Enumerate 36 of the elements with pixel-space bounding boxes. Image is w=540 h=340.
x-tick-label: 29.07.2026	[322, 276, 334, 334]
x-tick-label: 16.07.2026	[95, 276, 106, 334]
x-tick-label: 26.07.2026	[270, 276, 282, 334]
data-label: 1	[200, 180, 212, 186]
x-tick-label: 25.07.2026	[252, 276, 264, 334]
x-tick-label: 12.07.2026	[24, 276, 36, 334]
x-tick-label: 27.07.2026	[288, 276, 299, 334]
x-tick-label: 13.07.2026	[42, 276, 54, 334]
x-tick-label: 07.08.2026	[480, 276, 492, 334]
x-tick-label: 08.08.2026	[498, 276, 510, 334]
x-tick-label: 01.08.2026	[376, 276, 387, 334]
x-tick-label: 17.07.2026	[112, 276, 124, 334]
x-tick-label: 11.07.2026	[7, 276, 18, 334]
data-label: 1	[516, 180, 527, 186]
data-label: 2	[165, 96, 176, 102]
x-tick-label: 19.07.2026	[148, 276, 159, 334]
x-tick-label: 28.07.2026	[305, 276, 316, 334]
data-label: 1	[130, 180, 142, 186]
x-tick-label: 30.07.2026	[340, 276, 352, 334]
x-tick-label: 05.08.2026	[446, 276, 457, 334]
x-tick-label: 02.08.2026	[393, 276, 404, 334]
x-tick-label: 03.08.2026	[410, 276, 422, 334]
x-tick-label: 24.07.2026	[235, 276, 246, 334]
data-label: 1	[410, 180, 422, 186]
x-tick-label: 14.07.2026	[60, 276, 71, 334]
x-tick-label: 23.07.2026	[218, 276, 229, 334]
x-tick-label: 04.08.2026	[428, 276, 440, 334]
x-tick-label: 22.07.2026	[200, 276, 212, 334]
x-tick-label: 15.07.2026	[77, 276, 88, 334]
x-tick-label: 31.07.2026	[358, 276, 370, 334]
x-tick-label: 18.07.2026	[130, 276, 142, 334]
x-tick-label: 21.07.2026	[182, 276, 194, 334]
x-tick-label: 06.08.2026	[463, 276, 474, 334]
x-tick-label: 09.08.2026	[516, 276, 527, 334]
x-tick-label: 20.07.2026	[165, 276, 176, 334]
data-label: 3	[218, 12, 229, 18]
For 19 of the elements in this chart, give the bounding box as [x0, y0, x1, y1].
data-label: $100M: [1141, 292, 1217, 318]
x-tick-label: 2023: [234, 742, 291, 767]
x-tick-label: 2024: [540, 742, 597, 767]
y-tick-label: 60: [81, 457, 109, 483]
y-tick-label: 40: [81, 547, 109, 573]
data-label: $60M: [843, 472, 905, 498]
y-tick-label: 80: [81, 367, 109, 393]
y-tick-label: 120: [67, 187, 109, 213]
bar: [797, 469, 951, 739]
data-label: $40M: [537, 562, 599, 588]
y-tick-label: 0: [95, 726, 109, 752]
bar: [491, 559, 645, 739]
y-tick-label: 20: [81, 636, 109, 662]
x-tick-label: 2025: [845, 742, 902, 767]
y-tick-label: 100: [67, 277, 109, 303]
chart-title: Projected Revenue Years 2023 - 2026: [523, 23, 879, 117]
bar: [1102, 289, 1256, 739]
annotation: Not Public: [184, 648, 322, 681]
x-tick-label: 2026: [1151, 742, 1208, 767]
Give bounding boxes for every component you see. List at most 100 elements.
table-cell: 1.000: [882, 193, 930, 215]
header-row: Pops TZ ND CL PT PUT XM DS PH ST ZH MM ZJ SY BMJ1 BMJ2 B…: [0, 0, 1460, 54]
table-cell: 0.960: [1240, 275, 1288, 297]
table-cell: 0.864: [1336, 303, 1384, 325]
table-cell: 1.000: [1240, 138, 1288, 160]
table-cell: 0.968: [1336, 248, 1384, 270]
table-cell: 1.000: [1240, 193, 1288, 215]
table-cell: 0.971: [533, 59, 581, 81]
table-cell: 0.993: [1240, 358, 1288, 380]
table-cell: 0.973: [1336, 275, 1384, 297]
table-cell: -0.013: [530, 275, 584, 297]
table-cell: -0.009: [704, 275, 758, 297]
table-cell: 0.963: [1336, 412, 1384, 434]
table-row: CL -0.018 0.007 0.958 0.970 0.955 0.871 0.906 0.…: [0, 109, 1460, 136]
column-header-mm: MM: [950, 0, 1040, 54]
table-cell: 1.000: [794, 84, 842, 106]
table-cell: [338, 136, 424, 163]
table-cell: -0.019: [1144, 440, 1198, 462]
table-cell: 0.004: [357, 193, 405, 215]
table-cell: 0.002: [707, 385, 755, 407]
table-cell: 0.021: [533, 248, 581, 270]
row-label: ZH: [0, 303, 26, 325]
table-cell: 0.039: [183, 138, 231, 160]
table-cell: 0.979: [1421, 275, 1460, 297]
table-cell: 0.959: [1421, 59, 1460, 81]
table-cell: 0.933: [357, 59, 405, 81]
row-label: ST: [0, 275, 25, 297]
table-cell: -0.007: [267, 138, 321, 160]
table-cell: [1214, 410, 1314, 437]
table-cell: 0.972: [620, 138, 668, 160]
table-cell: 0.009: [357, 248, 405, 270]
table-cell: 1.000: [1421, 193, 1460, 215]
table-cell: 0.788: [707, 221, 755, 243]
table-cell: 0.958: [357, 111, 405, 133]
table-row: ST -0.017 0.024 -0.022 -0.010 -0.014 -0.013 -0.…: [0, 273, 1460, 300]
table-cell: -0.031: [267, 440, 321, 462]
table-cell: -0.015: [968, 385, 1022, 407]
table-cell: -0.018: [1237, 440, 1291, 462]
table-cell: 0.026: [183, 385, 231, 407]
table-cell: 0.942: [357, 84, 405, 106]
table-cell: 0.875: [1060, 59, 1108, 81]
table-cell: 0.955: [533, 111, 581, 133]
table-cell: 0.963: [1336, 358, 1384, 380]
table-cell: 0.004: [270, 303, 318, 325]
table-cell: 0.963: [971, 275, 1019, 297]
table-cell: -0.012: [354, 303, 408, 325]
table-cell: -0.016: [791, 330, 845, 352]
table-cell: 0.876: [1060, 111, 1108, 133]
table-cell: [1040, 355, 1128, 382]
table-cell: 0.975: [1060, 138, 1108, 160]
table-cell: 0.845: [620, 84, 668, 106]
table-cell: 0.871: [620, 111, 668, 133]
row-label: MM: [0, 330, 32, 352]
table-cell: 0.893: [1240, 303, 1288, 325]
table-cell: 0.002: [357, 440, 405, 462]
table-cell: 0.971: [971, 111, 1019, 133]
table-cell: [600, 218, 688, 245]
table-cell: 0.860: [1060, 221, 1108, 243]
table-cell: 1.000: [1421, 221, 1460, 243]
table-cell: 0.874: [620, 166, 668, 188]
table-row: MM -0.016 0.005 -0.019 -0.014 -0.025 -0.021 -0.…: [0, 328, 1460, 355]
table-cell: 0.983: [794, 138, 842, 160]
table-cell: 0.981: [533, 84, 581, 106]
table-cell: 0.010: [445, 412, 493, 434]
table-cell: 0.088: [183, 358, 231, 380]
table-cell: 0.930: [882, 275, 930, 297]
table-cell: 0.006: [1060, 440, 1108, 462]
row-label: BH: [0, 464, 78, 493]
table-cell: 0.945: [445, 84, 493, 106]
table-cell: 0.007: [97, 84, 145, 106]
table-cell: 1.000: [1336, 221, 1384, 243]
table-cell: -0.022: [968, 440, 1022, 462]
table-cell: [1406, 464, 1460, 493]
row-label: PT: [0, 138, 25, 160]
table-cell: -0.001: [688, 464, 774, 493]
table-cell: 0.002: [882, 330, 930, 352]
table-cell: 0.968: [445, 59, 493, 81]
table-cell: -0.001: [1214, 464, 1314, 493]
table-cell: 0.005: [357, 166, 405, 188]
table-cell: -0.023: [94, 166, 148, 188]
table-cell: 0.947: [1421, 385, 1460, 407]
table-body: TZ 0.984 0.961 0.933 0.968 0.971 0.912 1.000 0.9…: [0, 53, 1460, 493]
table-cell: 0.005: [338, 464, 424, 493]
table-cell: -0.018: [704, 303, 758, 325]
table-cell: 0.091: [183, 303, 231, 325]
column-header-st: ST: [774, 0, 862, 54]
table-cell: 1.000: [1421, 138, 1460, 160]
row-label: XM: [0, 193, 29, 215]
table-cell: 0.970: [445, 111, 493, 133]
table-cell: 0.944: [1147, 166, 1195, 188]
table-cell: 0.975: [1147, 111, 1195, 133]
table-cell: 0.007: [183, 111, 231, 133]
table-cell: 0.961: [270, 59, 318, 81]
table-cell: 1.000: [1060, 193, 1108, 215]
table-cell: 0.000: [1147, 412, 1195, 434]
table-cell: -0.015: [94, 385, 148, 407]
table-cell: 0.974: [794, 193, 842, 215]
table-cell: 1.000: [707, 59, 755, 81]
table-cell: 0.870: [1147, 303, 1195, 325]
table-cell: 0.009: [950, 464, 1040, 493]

▬▬▬▬▬▬

## Exercise task
Please copy out the entries character for character, from the first line of the entries through the line containing "276, 492, 334]", with both of those lines included.

## Response to the exercise
Enumerate 36 of the elements with pixel-space bounding boxes. Image is w=540 h=340.
x-tick-label: 29.07.2026	[322, 276, 334, 334]
x-tick-label: 16.07.2026	[95, 276, 106, 334]
x-tick-label: 26.07.2026	[270, 276, 282, 334]
data-label: 1	[200, 180, 212, 186]
x-tick-label: 25.07.2026	[252, 276, 264, 334]
x-tick-label: 12.07.2026	[24, 276, 36, 334]
x-tick-label: 27.07.2026	[288, 276, 299, 334]
x-tick-label: 13.07.2026	[42, 276, 54, 334]
x-tick-label: 07.08.2026	[480, 276, 492, 334]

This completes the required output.